--- start ---
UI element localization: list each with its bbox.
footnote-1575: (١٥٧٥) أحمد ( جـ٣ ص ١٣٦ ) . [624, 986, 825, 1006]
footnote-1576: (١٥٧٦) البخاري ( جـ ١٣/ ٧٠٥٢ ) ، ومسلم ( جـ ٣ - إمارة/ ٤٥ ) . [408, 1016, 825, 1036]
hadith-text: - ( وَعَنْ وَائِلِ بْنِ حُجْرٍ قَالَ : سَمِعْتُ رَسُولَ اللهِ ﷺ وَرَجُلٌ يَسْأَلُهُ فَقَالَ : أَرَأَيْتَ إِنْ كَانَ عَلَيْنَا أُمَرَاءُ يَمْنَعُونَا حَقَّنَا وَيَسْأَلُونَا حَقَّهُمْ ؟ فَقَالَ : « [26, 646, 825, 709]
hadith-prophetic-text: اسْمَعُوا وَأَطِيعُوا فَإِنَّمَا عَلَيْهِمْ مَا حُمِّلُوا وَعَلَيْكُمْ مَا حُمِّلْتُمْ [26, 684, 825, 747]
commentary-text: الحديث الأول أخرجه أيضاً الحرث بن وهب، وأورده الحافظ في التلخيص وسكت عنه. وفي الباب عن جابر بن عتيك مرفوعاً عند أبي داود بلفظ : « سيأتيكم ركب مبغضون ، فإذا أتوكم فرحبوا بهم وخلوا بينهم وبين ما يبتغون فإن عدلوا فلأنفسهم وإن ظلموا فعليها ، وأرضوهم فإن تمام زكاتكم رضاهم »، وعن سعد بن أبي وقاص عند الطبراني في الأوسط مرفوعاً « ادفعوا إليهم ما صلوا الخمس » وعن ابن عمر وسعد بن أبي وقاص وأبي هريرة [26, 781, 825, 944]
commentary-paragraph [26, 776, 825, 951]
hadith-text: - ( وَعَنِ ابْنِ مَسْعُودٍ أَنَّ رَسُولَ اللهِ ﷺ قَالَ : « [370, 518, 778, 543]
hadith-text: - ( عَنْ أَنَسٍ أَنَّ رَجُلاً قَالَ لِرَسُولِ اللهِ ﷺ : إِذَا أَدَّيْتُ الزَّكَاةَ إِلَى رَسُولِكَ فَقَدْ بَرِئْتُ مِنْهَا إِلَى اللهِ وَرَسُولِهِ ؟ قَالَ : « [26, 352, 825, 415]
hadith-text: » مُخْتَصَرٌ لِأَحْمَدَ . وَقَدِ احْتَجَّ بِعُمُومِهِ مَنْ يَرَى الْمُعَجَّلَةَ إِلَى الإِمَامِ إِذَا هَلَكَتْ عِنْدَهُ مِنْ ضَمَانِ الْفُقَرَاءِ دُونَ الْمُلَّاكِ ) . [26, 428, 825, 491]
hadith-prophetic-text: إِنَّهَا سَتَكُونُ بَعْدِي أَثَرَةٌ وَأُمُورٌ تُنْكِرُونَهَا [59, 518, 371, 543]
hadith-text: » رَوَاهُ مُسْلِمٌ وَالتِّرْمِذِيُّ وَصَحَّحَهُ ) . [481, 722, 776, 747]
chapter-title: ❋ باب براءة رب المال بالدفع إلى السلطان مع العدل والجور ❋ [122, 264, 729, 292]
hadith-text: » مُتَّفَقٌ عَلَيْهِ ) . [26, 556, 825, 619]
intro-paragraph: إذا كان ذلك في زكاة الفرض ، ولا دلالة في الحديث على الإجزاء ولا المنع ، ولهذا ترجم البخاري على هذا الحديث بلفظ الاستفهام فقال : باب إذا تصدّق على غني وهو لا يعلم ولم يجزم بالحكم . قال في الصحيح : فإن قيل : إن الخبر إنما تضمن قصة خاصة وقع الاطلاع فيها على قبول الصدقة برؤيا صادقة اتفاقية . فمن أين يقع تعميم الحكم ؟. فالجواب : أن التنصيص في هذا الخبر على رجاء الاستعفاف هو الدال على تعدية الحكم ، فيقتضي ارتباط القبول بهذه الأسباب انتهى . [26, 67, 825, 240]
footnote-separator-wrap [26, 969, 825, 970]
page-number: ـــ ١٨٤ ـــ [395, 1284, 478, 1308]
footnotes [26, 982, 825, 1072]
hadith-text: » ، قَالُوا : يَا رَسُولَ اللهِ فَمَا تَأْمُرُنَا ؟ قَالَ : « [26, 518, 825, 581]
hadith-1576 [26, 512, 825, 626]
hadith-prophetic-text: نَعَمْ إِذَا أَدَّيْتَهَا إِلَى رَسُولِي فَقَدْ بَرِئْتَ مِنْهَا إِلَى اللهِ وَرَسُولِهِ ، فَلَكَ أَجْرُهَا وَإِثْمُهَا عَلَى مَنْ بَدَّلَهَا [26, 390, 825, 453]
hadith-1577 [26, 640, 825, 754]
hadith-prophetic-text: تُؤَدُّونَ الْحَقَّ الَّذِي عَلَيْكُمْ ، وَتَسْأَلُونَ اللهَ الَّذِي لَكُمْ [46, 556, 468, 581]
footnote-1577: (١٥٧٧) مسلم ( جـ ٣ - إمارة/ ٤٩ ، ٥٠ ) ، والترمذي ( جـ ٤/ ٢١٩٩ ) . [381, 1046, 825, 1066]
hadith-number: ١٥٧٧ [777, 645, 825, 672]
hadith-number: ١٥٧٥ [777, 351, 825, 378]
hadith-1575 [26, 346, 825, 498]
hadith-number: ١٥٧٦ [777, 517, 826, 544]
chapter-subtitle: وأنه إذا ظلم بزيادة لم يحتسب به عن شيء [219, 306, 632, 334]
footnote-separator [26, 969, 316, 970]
--- end ---
Revise the data from its first line through the line containing "hadith-text: - ( وَعَنْ" by changing "bbox" to "bounding box", with all else unchanged. Return only those lines.

UI element localization: list each with its bounding box.
footnote-1575: (١٥٧٥) أحمد ( جـ٣ ص ١٣٦ ) . [624, 986, 825, 1006]
footnote-1576: (١٥٧٦) البخاري ( جـ ١٣/ ٧٠٥٢ ) ، ومسلم ( جـ ٣ - إمارة/ ٤٥ ) . [408, 1016, 825, 1036]
hadith-text: - ( وَعَنْ وَائِلِ بْنِ حُجْرٍ قَالَ : سَمِعْتُ رَسُولَ اللهِ ﷺ وَرَجُلٌ يَسْأَلُهُ فَقَالَ : أَرَأَيْتَ إِنْ كَانَ عَلَيْنَا أُمَرَاءُ يَمْنَعُونَا حَقَّنَا وَيَسْأَلُونَا حَقَّهُمْ ؟ فَقَالَ : « [26, 646, 825, 709]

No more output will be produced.